# Powering a 12v fan via 5v USB



## Toothless (Feb 21, 2015)

Basically what the title says, but will there be any issues besides the fan spinning slowly?


----------



## Brusfantomet (Feb 21, 2015)

All the fans that will spin will be slower than at 12 V, and some will not even start.

To get the fans to work as if they were on 12V you will need a boost converter from 5V to 12V  Like this one 

This one has a USB connection on it


----------



## Toothless (Feb 21, 2015)

I may have to get one of those later down the road, as my main concern is if the fan will burn out the USB port or not.


----------



## m4gicfour (Feb 21, 2015)

No, as long as you connect it properly, you'll be fine.

Check the amperage rating on your fan. Most will be ~0.25A or similar. This is at 12V, so at 5V it'll be using less than half that. USB2 can supply up to .5A to each device. USB3 can supply more. (in reality, the physical ports and supply can usually provide much more, but this is what the specification allows).

Your main problem is going to be that a LOT of fans won't start at 5V


----------



## Toothless (Feb 21, 2015)

I do have a USB hub that can plug into the wall, if that helps.


----------



## AsRock (Feb 21, 2015)

Well a hub is generally cheaper than replacing a motherboard , and as some one else said make sure the ampage is low on the fan so no PANA fans and such.


----------



## Toothless (Feb 22, 2015)

It's just 80mm to 120mm case fans being used. Normal stuff.


----------



## R-T-B (Feb 22, 2015)

Simple volt logic in me asks why you can't use 2 connectors, and join the dc current to make 10V.  Pretty darn close, no?

PS:  If you need case fans Toothless, I can stick some freebie 120MM in your PSU you just bought.  They are old dirty bitcon mining ones  but they still spin.   Coolermaster sleeve bearing models IIRC.


----------



## Caring1 (Feb 22, 2015)

R-T-B said:


> Simple volt logic in me asks why you can't use 2 connectors, and join the dc current to make 10V.  Pretty darn close, no?
> 
> PS:  If you need case fans Toothless, I can stick some freebie 120MM in your PSU you just bought.  They are old dirty bitcon mining ones  but they still spin.   Coolermaster sleeve bearing models IIRC.


That would still result in 5V, but double the amperage available.


----------



## R-T-B (Feb 22, 2015)

Caring1 said:


> That would still result in 5V, but double the amperage available.



Not if series wired.

http://www.zbattery.com/Connecting-Batteries-in-Series-or-Parallel


----------



## OneMoar (Feb 22, 2015)

wiring usb in series is a good way to burnout the usb port or fry the motherboard


----------



## Caring1 (Feb 22, 2015)

The O.P. doesn't say what the source is apart from being USB, so I assumed a port on a desktop.


----------



## m4gicfour (Feb 22, 2015)

-*-*-

### WHAT TO WORK ON:
1) List every distinct user name that heads a post in the forum thread about running a 12V fan from USB.
2) Pick up the forum thread about running a 12V fan from USB at the point where it stops, and write what follows.

### DATASET ENTRIES:
-*-*-

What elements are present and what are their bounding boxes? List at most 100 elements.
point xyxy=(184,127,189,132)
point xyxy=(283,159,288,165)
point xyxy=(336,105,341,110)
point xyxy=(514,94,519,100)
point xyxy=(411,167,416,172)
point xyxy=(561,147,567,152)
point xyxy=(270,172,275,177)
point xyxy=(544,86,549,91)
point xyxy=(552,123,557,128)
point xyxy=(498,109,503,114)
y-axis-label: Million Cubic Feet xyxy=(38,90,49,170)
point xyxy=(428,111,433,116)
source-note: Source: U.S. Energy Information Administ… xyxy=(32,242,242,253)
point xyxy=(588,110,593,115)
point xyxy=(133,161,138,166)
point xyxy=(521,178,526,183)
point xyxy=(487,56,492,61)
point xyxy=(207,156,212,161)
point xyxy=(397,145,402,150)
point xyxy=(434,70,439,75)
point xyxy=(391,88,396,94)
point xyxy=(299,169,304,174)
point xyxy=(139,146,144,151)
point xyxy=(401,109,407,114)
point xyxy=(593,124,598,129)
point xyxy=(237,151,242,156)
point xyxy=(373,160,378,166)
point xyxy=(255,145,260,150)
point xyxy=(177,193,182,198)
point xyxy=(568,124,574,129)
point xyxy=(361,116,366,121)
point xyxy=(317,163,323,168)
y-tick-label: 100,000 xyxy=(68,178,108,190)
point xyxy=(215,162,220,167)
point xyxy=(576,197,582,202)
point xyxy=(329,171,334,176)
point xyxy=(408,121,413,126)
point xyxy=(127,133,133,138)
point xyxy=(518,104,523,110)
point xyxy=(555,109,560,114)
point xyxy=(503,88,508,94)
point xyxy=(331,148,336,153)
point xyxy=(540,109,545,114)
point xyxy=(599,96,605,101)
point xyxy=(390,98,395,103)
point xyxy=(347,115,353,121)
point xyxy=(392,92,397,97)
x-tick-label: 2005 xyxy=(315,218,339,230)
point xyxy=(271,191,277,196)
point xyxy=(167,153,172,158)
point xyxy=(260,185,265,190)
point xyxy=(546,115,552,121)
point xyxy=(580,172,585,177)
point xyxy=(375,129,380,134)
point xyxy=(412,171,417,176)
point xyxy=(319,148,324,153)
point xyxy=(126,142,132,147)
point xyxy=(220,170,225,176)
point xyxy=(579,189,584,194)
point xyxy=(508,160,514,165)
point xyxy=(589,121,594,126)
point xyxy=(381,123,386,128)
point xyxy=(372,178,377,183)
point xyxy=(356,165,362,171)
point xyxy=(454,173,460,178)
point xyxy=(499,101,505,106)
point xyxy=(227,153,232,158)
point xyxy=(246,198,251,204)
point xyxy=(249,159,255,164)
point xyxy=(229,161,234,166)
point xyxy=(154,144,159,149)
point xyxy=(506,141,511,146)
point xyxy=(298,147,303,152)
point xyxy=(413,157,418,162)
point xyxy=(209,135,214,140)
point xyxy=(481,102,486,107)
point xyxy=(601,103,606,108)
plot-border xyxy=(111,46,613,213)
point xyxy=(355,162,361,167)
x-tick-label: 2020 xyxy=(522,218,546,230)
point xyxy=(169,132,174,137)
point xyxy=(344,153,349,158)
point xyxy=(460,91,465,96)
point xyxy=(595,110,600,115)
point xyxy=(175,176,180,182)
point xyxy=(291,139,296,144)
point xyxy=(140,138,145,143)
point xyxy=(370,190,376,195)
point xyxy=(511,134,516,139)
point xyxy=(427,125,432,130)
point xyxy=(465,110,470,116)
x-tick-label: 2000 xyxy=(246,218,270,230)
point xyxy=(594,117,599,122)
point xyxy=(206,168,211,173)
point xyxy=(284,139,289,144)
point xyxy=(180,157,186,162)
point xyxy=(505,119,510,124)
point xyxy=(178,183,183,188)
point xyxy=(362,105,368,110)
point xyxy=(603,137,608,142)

-*-*-

### RESPONSES PER TASK:
1) Toothless, Brusfantomet, m4gicfour, AsRock, R-T-B, Caring1, OneMoar

2)
R-T-B said:


> Simple volt logic in me asks why you can't use 2 connectors, and join the dc current to make 10V.  Pretty darn close, no?
> 
> PS:  If you need case fans Toothless, I can stick some freebie 120MM in your PSU you just bought.  They are old dirty bitcon mining ones  but they still spin.   Coolermaster sleeve bearing models IIRC.





Caring1 said:


> That would still result in 5V, but double the amperage available.





R-T-B said:


> Not if series wired.
> 
> http://www.zbattery.com/Connecting-Batteries-in-Series-or-Parallel





OneMoar said:


> wiring usb in series is a good way to burnout the usb port or fry the motherboard





Caring1 said:


> The O.P. doesn't say what the source is apart from being USB, so I assumed a port on a desktop.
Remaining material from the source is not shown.